- Job
Every entry that follows needs to be repeated exactly.

- Given data
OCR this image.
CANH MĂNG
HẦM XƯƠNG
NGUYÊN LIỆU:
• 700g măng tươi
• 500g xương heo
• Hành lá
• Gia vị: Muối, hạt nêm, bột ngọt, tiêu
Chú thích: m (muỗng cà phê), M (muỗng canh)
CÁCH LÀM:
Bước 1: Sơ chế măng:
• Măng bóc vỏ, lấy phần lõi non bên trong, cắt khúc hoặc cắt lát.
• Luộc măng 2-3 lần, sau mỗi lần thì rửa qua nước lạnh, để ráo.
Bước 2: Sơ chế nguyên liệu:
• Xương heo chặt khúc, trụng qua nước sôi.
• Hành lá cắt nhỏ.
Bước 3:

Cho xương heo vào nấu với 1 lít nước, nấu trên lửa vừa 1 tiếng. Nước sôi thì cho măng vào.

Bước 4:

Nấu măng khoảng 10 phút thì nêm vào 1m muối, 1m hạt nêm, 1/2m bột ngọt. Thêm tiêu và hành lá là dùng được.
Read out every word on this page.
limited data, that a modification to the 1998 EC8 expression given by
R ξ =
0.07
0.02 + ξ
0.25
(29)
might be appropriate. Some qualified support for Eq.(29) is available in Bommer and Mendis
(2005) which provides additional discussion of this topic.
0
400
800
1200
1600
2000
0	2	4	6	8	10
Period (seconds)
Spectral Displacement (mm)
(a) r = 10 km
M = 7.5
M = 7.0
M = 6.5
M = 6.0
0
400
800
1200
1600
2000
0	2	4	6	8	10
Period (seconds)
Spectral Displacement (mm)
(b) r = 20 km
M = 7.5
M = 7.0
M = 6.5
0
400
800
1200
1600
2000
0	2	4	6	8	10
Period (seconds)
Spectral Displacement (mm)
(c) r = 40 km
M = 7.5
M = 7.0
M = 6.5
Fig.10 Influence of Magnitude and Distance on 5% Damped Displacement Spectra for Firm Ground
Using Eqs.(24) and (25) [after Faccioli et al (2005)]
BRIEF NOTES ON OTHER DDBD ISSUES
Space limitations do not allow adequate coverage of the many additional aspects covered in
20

- Expected answer
OCR this image.
CANH MĂNG
HẦM XƯƠNG
NGUYÊN LIỆU:
• 700g măng tươi
• 500g xương heo
• Hành lá
• Gia vị: Muối, hạt nêm, bột ngọt, tiêu
Chú thích: m (muỗng cà phê), M (muỗng canh)
CÁCH LÀM:
Bước 1: Sơ chế măng:
• Măng bóc vỏ, lấy phần lõi non bên trong, cắt khúc hoặc cắt lát.
• Luộc măng 2-3 lần, sau mỗi lần thì rửa qua nước lạnh, để ráo.
Bước 2: Sơ chế nguyên liệu:
• Xương heo chặt khúc, trụng qua nước sôi.
• Hành lá cắt nhỏ.
Bước 3:

Cho xương heo vào nấu với 1 lít nước, nấu trên lửa vừa 1 tiếng. Nước sôi thì cho măng vào.

Bước 4:

Nấu măng khoảng 10 phút thì nêm vào 1m muối, 1m hạt nêm, 1/2m bột ngọt. Thêm tiêu và hành lá là dùng được.
Read out every word on this page.
limited data, that a modification to the 1998 EC8 expression given by
R ξ =
0.07
0.02 + ξ
0.25
(29)
might be appropriate. Some qualified support for Eq.(29) is available in Bommer and Mendis
(2005) which provides additional discussion of this topic.
0
400
800
1200
1600
2000
0	2	4	6	8	10
Period (seconds)
Spectral Displacement (mm)
(a) r = 10 km
M = 7.5
M = 7.0
M = 6.5
M = 6.0
0
400
800
1200
1600
2000
0	2	4	6	8	10
Period (seconds)
Spectral Displacement (mm)
(b) r = 20 km
M = 7.5
M = 7.0
M = 6.5
0
400
800
1200
1600
2000
0	2	4	6	8	10
Period (seconds)
Spectral Displacement (mm)
(c) r = 40 km
M = 7.5
M = 7.0
M = 6.5
Fig.10 Influence of Magnitude and Distance on 5% Damped Displacement Spectra for Firm Ground
Using Eqs.(24) and (25) [after Faccioli et al (2005)]
BRIEF NOTES ON OTHER DDBD ISSUES
Space limitations do not allow adequate coverage of the many additional aspects covered in
20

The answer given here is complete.